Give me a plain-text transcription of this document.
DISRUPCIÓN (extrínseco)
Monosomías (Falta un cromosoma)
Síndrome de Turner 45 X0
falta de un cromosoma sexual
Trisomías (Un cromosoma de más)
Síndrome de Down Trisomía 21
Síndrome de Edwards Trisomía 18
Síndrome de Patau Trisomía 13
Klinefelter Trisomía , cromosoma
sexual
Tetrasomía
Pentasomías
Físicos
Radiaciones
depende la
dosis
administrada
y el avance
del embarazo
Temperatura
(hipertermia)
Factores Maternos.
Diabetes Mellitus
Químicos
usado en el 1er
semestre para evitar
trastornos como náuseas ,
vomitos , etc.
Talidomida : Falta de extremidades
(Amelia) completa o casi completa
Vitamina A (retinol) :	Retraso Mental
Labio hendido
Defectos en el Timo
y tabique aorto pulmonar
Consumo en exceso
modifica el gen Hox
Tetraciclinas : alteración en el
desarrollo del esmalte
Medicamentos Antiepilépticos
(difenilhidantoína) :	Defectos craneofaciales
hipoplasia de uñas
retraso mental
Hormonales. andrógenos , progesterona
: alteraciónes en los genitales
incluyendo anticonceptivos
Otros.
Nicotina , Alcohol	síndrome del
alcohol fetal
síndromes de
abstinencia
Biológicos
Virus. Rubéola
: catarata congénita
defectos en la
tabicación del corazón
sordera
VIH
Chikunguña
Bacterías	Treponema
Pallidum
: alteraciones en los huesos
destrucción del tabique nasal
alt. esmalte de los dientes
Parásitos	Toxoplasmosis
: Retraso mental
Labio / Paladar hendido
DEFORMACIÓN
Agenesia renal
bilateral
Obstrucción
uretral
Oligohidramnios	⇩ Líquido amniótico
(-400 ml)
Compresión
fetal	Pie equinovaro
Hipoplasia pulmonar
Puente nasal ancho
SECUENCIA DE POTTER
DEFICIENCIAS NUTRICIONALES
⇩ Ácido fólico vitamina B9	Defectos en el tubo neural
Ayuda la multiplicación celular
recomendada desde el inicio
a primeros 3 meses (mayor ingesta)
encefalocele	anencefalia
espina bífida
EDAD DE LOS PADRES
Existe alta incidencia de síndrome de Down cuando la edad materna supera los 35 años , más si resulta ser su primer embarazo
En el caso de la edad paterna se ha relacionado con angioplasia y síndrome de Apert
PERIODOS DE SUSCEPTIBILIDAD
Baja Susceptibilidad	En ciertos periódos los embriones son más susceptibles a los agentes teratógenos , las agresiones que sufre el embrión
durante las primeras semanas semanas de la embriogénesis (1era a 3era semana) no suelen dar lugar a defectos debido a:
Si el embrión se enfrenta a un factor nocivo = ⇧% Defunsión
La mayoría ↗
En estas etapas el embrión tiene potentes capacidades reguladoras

****

» **What is expected**
Once the lines above that include "tabique" are counted, report the number and nothing else.

» **Your response**
2